■ Material provided

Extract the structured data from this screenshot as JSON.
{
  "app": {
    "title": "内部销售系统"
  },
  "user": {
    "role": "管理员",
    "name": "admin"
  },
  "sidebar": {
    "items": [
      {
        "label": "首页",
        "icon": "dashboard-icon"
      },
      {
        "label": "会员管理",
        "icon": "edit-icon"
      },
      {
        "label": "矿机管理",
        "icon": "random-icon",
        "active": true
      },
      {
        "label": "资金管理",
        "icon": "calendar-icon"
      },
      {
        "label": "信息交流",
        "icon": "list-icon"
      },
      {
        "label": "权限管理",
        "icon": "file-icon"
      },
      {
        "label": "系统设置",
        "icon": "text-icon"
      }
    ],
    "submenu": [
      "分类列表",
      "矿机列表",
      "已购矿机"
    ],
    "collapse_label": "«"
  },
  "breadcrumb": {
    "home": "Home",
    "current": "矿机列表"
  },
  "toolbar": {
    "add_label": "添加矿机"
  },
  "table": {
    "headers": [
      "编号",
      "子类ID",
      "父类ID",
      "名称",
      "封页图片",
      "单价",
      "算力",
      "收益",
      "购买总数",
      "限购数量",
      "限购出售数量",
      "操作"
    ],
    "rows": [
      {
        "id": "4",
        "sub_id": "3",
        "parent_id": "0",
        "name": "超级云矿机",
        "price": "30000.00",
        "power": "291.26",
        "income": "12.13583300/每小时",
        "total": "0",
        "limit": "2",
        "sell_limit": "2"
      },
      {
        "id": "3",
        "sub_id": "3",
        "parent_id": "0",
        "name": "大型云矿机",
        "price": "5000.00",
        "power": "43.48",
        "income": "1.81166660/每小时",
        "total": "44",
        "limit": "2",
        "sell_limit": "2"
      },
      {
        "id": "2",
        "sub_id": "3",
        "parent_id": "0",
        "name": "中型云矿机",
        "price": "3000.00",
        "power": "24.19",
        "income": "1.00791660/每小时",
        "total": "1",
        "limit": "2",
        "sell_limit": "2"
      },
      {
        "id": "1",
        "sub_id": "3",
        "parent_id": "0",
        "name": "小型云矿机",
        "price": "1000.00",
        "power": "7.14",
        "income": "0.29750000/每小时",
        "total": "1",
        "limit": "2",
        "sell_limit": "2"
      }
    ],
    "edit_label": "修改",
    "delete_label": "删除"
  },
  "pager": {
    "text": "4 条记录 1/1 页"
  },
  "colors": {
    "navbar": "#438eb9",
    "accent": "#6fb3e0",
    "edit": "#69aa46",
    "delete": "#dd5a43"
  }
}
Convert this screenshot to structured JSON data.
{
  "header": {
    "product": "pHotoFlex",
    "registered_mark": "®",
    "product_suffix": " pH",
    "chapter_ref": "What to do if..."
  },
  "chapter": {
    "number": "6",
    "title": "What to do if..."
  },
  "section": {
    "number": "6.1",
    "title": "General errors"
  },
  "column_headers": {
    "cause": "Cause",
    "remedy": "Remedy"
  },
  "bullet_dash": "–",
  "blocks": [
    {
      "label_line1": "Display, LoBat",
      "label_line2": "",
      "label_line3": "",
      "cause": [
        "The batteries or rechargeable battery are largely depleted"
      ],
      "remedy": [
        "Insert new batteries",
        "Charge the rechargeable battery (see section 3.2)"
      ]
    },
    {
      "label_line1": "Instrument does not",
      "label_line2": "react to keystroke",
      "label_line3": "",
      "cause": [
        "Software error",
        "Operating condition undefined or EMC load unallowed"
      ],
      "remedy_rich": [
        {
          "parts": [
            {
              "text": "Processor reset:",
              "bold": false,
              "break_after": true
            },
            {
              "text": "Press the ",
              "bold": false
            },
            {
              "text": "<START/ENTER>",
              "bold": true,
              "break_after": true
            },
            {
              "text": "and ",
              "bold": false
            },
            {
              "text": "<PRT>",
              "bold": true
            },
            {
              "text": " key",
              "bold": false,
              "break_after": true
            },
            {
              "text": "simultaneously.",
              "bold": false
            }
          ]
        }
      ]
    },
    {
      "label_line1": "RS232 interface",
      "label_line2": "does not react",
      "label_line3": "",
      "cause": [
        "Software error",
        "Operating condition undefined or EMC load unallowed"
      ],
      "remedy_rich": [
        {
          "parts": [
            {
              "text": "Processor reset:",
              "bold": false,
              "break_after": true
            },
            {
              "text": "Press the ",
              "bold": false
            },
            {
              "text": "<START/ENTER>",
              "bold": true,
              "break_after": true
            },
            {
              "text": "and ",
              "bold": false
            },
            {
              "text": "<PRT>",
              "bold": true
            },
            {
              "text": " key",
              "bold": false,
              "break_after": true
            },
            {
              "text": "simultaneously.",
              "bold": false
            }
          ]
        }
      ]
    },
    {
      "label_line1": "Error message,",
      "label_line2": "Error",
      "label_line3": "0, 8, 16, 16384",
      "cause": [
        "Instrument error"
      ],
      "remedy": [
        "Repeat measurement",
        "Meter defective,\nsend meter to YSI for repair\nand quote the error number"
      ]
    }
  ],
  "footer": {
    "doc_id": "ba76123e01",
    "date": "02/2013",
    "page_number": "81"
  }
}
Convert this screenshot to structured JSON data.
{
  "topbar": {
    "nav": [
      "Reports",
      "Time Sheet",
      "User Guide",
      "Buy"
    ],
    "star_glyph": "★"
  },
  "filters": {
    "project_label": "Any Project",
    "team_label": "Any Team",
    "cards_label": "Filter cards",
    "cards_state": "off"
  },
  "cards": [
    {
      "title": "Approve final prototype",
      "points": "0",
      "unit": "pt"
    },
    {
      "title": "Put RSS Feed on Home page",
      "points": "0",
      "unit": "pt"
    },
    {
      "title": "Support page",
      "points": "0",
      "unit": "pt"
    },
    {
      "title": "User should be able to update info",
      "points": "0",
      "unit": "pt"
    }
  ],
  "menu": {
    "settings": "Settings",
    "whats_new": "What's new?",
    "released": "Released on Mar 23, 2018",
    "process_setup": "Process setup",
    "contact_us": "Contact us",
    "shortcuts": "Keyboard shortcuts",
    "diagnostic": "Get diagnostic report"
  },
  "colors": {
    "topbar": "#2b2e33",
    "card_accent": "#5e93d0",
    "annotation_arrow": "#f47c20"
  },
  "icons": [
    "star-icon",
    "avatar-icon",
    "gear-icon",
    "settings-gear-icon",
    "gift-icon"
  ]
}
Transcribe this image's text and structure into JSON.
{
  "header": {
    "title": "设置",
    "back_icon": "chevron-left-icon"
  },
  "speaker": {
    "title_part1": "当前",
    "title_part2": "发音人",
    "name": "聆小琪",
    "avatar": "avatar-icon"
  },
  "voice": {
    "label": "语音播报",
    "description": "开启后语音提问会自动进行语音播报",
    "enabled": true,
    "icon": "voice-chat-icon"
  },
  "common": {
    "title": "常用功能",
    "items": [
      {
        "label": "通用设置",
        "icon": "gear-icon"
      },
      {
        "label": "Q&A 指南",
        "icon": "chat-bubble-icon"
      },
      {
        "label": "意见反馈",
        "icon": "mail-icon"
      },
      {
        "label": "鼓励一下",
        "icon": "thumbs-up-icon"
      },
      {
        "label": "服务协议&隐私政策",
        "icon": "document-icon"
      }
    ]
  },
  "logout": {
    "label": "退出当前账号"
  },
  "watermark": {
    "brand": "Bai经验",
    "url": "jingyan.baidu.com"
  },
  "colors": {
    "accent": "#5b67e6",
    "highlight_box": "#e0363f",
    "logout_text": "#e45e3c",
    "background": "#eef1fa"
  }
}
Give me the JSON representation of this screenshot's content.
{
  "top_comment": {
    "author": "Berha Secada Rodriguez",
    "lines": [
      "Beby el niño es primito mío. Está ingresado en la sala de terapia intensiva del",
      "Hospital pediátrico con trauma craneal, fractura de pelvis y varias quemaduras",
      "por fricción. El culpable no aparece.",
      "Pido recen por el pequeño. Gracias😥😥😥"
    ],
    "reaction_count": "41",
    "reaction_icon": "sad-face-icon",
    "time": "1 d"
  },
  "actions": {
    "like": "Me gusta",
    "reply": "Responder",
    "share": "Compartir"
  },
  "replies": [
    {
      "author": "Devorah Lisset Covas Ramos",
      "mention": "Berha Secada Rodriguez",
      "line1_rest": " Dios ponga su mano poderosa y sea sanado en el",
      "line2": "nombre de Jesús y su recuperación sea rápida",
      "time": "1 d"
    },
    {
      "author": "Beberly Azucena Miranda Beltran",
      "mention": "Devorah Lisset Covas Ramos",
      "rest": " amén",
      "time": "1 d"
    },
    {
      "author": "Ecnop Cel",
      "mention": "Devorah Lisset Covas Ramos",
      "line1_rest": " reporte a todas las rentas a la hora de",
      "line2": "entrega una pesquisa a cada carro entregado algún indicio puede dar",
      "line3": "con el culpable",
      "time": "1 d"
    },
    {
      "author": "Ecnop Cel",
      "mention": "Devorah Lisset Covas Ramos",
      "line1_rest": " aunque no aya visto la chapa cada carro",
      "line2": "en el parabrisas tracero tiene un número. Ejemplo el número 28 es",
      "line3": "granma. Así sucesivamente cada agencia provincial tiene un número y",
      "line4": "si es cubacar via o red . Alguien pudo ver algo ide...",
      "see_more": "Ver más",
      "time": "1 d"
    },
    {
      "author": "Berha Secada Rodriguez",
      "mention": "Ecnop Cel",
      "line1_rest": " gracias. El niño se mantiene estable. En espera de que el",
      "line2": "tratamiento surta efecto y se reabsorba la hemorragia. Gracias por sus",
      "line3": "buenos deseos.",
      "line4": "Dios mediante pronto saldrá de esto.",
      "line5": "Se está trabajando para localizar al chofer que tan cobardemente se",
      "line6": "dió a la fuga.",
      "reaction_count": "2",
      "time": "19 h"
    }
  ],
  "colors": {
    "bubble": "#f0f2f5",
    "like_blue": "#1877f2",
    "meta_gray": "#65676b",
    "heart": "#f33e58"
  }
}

■ Task brief
Among the lines of the data above, count those holding "section" and state only the number.

■ Completed task
2